Report how many lines contain "structured". Give the number and nothing else.
####################
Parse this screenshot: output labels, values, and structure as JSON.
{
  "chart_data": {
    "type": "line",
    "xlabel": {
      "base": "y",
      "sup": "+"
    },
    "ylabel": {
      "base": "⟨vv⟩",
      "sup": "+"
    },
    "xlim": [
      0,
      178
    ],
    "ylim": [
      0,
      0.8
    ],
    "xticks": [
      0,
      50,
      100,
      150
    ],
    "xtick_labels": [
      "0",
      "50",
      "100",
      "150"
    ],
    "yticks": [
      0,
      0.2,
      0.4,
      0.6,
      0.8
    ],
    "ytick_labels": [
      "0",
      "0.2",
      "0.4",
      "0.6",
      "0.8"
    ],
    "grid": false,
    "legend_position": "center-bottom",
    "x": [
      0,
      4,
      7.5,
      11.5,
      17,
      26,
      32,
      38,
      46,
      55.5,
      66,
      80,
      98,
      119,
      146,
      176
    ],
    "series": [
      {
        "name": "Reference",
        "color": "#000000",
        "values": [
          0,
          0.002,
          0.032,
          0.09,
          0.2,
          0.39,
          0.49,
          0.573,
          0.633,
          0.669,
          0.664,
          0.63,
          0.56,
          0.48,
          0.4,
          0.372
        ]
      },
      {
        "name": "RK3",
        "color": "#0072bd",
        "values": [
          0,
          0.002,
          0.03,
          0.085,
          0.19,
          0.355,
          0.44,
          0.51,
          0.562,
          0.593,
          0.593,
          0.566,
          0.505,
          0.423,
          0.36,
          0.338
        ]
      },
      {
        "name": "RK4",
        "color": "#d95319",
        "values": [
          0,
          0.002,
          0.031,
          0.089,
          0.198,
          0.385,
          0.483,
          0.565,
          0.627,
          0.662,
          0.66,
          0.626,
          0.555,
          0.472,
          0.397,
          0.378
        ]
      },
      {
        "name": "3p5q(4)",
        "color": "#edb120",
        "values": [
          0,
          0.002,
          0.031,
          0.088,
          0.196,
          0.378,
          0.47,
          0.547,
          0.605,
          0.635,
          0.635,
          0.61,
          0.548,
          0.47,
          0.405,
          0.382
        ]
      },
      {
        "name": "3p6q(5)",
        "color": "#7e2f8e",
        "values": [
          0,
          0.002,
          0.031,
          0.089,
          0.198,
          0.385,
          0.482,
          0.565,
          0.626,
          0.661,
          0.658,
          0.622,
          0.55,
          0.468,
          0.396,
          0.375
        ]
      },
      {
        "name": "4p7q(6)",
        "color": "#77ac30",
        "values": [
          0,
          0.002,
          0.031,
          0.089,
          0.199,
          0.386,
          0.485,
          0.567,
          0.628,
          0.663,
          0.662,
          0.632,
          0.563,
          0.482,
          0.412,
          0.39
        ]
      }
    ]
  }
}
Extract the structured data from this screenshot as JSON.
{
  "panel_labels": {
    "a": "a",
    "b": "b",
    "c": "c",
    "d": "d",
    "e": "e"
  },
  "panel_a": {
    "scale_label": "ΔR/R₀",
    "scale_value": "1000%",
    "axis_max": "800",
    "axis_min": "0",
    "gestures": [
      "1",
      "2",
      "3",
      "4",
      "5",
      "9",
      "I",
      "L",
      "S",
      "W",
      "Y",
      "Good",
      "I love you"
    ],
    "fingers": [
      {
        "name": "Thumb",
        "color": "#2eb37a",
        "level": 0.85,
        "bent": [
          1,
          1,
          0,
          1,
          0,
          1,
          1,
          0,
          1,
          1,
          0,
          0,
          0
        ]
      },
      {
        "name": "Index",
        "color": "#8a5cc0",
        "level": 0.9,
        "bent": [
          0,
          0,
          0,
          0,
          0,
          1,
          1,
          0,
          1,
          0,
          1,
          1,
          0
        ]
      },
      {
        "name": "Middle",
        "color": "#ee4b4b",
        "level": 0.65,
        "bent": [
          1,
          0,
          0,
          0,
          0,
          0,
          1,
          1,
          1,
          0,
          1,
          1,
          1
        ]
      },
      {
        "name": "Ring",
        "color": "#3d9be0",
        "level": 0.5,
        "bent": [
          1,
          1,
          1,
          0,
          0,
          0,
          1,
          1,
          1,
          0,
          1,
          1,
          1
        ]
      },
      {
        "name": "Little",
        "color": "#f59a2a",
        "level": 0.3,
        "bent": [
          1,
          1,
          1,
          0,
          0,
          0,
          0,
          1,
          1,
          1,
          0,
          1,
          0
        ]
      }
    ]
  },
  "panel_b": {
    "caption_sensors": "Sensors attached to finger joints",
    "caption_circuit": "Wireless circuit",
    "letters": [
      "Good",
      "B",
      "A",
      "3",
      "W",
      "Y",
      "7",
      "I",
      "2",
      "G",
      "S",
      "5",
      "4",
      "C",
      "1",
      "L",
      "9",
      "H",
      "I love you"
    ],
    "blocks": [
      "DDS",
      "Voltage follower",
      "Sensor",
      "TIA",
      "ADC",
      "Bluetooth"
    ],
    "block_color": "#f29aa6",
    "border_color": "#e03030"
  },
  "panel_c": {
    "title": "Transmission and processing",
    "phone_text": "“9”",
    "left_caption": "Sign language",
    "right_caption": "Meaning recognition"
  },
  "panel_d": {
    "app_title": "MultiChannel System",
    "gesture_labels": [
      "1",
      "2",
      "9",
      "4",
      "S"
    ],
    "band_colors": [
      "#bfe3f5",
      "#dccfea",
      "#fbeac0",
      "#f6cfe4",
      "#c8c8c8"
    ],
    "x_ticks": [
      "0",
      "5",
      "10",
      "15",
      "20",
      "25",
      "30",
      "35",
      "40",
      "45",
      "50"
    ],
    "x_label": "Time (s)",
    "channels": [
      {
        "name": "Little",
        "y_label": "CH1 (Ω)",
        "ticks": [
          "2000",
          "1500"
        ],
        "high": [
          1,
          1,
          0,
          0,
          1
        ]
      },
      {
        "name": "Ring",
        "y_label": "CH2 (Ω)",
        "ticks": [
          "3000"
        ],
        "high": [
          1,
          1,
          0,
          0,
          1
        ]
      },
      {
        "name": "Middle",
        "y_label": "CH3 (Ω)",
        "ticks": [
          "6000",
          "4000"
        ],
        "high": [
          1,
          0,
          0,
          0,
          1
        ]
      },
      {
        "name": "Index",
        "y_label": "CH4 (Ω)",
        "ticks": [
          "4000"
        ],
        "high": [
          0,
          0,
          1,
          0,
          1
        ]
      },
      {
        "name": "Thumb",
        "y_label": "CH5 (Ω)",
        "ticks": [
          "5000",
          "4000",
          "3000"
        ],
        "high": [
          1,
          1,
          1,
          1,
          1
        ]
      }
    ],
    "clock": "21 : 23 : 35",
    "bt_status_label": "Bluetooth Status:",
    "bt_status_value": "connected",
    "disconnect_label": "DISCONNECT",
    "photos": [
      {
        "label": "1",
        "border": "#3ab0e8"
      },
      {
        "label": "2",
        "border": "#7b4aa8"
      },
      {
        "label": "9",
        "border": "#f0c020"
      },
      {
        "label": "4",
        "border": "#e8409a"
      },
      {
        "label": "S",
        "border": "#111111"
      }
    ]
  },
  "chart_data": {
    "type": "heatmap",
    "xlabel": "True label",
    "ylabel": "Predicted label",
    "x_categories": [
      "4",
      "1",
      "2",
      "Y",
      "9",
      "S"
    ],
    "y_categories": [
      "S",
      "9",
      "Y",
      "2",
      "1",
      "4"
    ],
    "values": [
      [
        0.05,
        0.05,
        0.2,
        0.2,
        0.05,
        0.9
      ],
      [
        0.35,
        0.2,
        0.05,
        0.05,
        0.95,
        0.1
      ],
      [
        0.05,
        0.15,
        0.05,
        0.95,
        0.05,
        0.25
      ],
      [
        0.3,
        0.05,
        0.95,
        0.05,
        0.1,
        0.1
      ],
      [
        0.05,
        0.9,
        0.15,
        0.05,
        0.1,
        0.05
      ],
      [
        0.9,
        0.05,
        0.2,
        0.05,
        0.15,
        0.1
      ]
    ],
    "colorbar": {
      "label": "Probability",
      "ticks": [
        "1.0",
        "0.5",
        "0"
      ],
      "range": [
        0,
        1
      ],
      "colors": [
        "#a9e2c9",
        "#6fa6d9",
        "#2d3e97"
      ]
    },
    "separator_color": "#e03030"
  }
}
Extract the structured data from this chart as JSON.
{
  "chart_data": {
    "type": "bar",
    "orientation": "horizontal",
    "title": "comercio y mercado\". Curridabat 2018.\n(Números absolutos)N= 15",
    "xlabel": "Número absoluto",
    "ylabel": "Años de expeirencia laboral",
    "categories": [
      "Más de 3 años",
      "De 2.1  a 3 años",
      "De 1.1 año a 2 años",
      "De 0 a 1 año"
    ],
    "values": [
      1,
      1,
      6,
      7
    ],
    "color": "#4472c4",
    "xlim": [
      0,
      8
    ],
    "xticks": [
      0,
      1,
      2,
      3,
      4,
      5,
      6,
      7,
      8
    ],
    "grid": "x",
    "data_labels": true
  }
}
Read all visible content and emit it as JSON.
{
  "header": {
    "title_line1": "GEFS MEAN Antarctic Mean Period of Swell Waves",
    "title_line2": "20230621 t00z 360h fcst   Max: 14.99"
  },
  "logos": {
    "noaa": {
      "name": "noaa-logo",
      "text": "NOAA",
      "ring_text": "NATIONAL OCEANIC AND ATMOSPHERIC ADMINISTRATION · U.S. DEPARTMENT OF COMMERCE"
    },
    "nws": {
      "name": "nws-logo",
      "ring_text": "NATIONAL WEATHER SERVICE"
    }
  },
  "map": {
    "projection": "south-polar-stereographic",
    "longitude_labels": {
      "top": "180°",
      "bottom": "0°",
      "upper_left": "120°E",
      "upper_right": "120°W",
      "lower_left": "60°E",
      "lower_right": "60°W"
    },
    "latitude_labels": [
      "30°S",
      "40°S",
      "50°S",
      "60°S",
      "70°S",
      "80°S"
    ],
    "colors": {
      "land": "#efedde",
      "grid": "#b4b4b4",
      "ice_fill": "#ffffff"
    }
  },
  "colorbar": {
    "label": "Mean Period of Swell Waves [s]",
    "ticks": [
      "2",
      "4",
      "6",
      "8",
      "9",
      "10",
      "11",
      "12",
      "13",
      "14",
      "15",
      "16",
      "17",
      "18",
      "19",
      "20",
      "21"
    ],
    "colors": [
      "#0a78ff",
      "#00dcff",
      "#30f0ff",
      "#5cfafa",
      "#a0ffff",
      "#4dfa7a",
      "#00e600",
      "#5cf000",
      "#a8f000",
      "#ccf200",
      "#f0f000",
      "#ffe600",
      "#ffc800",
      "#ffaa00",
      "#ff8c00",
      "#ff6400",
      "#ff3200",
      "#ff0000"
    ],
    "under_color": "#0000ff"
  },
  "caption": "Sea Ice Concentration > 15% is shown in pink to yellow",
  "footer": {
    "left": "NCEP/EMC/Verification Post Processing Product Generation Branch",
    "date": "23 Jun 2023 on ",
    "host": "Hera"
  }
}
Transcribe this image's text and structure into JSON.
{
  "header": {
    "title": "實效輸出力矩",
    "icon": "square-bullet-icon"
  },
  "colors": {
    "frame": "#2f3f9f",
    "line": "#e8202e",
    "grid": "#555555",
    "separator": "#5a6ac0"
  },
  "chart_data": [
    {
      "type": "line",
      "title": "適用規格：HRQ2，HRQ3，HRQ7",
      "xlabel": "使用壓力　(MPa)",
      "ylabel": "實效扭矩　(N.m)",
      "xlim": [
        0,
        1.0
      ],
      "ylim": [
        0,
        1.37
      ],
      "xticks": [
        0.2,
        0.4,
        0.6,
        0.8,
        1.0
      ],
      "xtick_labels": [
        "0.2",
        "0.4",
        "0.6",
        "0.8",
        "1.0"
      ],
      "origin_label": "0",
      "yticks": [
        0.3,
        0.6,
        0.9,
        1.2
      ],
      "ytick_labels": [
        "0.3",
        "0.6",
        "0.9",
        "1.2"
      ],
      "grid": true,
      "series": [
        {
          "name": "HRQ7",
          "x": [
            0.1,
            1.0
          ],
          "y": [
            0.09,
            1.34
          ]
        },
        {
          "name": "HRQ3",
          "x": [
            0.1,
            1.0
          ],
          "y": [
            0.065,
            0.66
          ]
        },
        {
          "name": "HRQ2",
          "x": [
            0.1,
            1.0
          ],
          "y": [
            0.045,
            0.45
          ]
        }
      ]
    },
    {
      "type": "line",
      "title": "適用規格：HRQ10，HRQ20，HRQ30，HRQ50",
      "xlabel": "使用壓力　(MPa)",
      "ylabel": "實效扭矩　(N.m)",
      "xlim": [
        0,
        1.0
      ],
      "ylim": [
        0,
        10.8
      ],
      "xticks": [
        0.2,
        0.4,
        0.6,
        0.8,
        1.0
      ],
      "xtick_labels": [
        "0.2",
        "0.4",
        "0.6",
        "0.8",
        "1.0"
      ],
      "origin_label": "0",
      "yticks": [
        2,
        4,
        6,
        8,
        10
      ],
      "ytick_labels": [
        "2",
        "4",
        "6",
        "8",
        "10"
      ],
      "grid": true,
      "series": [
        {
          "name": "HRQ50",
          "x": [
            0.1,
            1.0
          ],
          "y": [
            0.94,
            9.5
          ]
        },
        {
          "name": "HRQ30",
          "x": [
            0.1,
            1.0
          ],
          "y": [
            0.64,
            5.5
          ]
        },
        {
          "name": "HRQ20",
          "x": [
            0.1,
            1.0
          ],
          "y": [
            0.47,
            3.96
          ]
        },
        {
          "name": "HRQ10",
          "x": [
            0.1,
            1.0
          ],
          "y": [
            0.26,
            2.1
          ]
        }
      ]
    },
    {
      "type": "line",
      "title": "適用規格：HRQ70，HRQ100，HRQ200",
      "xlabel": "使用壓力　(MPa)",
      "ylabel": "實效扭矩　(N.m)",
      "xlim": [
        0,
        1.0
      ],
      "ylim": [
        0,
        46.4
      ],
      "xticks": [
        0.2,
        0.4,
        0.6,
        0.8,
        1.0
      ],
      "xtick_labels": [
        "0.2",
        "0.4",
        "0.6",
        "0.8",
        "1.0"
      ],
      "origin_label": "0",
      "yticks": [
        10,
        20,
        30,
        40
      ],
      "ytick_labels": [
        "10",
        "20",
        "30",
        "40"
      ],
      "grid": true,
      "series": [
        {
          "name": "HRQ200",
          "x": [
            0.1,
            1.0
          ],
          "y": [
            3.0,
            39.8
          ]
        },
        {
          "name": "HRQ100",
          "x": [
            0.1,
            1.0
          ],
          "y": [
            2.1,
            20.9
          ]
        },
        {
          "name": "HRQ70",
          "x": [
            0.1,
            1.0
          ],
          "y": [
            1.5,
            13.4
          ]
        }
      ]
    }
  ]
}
####################
▶ _Reply_
2